WHAT YOU NEED TO DO:
List, from the lines below, each one with "ylabel" in it.

INFORMATION SHOWN:
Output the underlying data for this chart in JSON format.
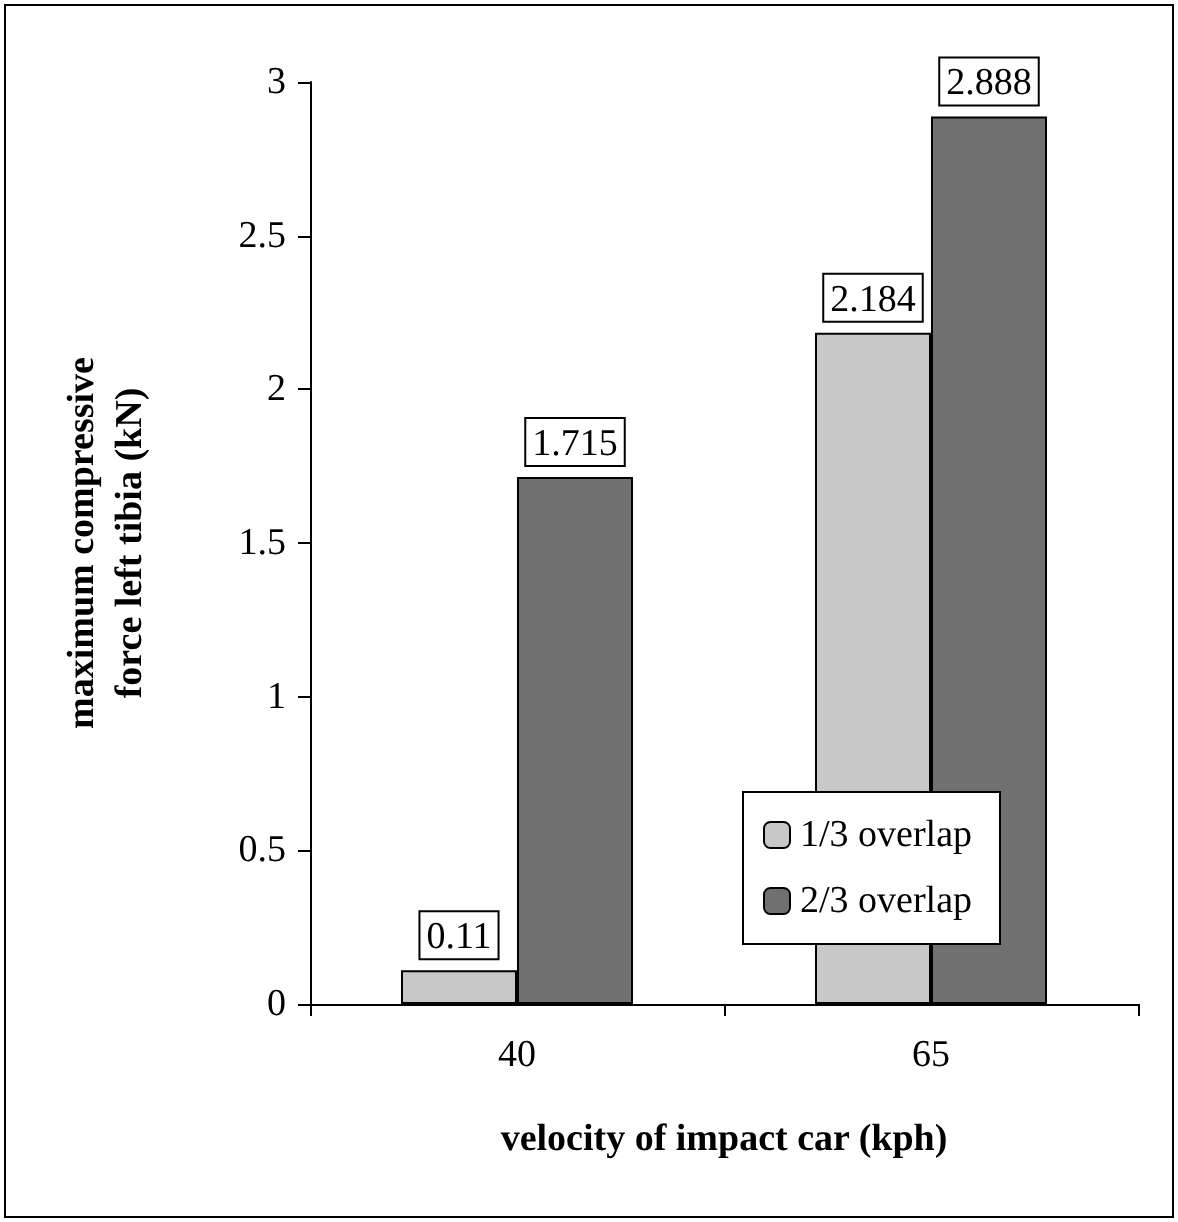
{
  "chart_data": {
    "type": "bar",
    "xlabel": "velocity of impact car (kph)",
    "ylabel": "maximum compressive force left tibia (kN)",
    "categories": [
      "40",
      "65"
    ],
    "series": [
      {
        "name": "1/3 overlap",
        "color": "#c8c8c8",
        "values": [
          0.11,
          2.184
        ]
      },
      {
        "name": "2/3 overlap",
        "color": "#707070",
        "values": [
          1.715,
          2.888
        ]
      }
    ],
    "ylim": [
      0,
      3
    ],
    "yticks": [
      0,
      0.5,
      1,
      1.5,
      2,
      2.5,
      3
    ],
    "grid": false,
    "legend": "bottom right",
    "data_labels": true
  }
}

==

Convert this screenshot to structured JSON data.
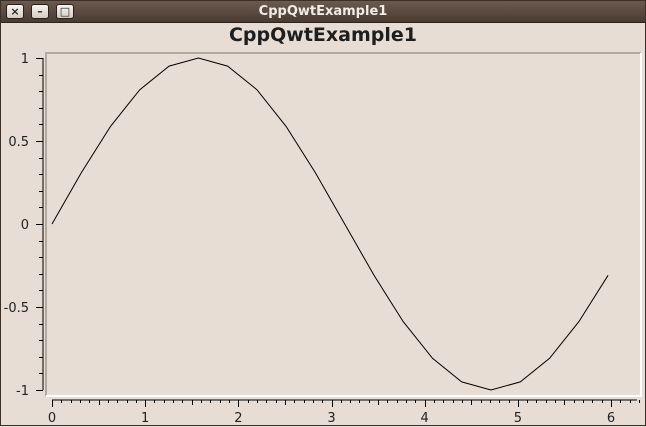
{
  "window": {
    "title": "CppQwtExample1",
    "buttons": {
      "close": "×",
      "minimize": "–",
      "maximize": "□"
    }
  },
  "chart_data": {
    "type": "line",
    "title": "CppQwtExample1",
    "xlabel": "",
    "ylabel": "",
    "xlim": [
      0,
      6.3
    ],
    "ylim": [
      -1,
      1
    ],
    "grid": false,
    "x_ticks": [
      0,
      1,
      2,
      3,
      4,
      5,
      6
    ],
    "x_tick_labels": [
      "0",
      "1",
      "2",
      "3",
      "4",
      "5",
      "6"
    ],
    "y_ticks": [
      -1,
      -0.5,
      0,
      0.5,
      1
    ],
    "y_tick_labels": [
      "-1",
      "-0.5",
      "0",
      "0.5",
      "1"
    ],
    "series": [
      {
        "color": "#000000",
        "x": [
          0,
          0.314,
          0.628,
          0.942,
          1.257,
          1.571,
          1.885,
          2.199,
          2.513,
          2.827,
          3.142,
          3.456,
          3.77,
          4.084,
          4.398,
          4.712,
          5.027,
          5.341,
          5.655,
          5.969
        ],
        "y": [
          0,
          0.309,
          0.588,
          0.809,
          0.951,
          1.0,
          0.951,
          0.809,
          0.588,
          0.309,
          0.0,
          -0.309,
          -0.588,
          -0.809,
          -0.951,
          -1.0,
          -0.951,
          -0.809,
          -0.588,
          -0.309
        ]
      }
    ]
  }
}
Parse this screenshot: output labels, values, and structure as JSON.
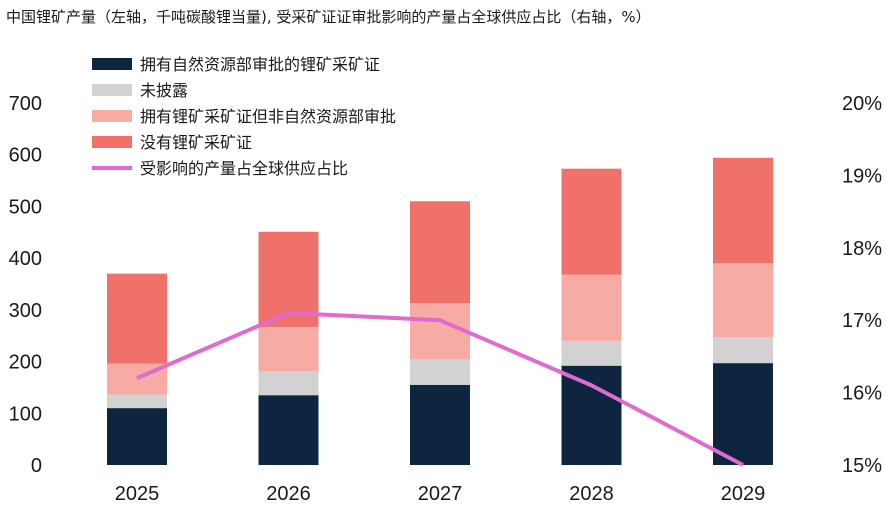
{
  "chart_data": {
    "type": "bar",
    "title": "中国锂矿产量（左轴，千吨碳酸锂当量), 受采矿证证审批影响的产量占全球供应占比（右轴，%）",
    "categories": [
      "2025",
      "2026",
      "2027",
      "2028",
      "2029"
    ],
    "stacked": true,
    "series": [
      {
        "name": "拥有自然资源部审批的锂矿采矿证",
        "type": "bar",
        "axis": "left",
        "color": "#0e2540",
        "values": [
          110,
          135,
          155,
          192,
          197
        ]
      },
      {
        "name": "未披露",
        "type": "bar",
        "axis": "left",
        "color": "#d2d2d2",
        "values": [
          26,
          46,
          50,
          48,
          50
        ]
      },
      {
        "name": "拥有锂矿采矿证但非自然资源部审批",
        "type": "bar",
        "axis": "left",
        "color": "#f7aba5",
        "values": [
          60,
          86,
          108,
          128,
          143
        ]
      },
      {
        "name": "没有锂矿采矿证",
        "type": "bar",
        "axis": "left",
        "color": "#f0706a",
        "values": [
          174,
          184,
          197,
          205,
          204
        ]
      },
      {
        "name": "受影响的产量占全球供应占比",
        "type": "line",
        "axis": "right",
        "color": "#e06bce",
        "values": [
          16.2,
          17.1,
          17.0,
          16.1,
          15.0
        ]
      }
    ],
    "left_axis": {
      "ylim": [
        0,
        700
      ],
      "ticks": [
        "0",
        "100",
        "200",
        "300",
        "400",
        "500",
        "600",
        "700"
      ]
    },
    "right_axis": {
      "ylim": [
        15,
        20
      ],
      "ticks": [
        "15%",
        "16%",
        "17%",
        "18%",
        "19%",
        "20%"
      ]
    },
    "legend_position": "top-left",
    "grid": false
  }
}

COMPLETED EXERCISE:
    "ylabel": "maximum compressive force left tibia (kN)",
    "ylabel": "",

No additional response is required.